Required task: Where a line holds "Healthy", copy it.

+++

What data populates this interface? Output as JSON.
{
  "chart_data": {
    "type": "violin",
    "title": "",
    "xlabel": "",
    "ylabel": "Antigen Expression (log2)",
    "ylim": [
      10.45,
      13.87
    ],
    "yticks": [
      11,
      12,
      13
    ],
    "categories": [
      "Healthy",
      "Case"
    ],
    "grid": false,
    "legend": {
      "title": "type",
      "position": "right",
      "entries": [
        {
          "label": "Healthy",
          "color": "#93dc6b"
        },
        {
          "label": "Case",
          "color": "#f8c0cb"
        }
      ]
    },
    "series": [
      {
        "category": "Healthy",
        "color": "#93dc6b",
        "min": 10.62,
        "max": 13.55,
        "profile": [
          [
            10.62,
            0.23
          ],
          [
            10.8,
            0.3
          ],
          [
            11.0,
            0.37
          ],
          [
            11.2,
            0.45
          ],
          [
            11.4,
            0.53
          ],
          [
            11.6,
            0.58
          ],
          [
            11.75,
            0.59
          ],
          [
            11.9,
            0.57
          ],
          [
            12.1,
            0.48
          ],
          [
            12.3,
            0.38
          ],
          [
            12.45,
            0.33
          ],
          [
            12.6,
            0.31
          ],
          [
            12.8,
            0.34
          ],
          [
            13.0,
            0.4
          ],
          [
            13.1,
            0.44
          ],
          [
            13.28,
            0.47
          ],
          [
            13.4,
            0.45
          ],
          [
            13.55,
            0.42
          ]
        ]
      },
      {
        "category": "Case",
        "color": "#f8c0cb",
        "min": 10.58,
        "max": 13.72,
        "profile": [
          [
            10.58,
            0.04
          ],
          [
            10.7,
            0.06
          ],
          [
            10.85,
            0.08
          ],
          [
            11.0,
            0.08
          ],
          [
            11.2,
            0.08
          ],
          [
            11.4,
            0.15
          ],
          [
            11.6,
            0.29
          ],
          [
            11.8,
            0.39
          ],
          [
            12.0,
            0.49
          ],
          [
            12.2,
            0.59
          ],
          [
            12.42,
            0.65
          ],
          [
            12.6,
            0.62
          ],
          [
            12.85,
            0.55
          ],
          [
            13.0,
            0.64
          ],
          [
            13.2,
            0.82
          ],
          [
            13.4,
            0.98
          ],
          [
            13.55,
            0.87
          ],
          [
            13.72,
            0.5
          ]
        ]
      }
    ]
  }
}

+++

Response:
      "Healthy",
          "label": "Healthy",
        "category": "Healthy",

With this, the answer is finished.